■ **Given instruction**: All of the data below must be repeated exactly.

[Items from a dataset]
┄┄┄┄┄┄┄┄┄┄┄┄┄┄┄┄┄┄┄┄

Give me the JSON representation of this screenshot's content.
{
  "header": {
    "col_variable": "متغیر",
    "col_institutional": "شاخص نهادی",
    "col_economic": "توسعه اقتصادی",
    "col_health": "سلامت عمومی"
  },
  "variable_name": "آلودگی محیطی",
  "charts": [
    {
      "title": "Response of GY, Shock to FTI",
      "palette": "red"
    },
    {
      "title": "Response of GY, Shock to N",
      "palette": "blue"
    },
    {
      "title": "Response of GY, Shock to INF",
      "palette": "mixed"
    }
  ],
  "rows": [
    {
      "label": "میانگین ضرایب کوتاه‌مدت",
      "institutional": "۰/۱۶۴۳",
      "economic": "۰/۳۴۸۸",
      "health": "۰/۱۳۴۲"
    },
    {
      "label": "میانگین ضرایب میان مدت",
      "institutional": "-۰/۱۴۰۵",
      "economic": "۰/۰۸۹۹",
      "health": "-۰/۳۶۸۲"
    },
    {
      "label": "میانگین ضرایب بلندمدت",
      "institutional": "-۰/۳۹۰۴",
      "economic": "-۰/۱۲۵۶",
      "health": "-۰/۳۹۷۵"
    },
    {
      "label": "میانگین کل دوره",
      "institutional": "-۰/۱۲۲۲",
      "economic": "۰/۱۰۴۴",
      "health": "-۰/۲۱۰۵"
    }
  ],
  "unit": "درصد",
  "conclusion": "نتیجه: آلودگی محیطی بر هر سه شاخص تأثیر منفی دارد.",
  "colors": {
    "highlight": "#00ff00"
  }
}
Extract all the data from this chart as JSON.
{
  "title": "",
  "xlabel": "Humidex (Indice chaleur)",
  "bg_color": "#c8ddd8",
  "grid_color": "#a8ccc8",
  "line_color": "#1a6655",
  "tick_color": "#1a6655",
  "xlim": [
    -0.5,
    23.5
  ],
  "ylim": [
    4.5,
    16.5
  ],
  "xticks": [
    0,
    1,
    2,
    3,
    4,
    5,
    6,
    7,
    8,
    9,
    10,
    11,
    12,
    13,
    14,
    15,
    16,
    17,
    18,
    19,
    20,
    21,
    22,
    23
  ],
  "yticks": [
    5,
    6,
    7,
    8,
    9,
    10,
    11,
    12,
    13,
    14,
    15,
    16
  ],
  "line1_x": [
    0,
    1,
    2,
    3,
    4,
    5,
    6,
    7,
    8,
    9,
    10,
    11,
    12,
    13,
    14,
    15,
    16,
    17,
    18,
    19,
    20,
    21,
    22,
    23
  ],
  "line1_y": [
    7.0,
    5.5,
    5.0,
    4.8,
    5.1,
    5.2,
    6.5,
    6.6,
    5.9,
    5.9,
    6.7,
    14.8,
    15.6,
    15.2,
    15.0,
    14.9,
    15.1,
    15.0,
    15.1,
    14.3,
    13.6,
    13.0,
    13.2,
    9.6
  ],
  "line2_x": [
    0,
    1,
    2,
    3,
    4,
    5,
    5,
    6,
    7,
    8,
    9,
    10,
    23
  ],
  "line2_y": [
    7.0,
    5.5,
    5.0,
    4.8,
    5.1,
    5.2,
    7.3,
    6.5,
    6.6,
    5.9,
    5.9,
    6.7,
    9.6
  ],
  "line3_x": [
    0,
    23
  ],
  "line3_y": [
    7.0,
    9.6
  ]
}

┄┄┄┄┄┄┄┄┄┄┄┄┄┄┄┄┄┄┄┄

■ **Response to this exercise**:
Give me the JSON representation of this screenshot's content.
{
  "header": {
    "col_variable": "متغیر",
    "col_institutional": "شاخص نهادی",
    "col_economic": "توسعه اقتصادی",
    "col_health": "سلامت عمومی"
  },
  "variable_name": "آلودگی محیطی",
  "charts": [
    {
      "title": "Response of GY, Shock to FTI",
      "palette": "red"
    },
    {
      "title": "Response of GY, Shock to N",
      "palette": "blue"
    },
    {
      "title": "Response of GY, Shock to INF",
      "palette": "mixed"
    }
  ],
  "rows": [
    {
      "label": "میانگین ضرایب کوتاه‌مدت",
      "institutional": "۰/۱۶۴۳",
      "economic": "۰/۳۴۸۸",
      "health": "۰/۱۳۴۲"
    },
    {
      "label": "میانگین ضرایب میان مدت",
      "institutional": "-۰/۱۴۰۵",
      "economic": "۰/۰۸۹۹",
      "health": "-۰/۳۶۸۲"
    },
    {
      "label": "میانگین ضرایب بلندمدت",
      "institutional": "-۰/۳۹۰۴",
      "economic": "-۰/۱۲۵۶",
      "health": "-۰/۳۹۷۵"
    },
    {
      "label": "میانگین کل دوره",
      "institutional": "-۰/۱۲۲۲",
      "economic": "۰/۱۰۴۴",
      "health": "-۰/۲۱۰۵"
    }
  ],
  "unit": "درصد",
  "conclusion": "نتیجه: آلودگی محیطی بر هر سه شاخص تأثیر منفی دارد.",
  "colors": {
    "highlight": "#00ff00"
  }
}
Extract all the data from this chart as JSON.
{
  "title": "",
  "xlabel": "Humidex (Indice chaleur)",
  "bg_color": "#c8ddd8",
  "grid_color": "#a8ccc8",
  "line_color": "#1a6655",
  "tick_color": "#1a6655",
  "xlim": [
    -0.5,
    23.5
  ],
  "ylim": [
    4.5,
    16.5
  ],
  "xticks": [
    0,
    1,
    2,
    3,
    4,
    5,
    6,
    7,
    8,
    9,
    10,
    11,
    12,
    13,
    14,
    15,
    16,
    17,
    18,
    19,
    20,
    21,
    22,
    23
  ],
  "yticks": [
    5,
    6,
    7,
    8,
    9,
    10,
    11,
    12,
    13,
    14,
    15,
    16
  ],
  "line1_x": [
    0,
    1,
    2,
    3,
    4,
    5,
    6,
    7,
    8,
    9,
    10,
    11,
    12,
    13,
    14,
    15,
    16,
    17,
    18,
    19,
    20,
    21,
    22,
    23
  ],
  "line1_y": [
    7.0,
    5.5,
    5.0,
    4.8,
    5.1,
    5.2,
    6.5,
    6.6,
    5.9,
    5.9,
    6.7,
    14.8,
    15.6,
    15.2,
    15.0,
    14.9,
    15.1,
    15.0,
    15.1,
    14.3,
    13.6,
    13.0,
    13.2,
    9.6
  ],
  "line2_x": [
    0,
    1,
    2,
    3,
    4,
    5,
    5,
    6,
    7,
    8,
    9,
    10,
    23
  ],
  "line2_y": [
    7.0,
    5.5,
    5.0,
    4.8,
    5.1,
    5.2,
    7.3,
    6.5,
    6.6,
    5.9,
    5.9,
    6.7,
    9.6
  ],
  "line3_x": [
    0,
    23
  ],
  "line3_y": [
    7.0,
    9.6
  ]
}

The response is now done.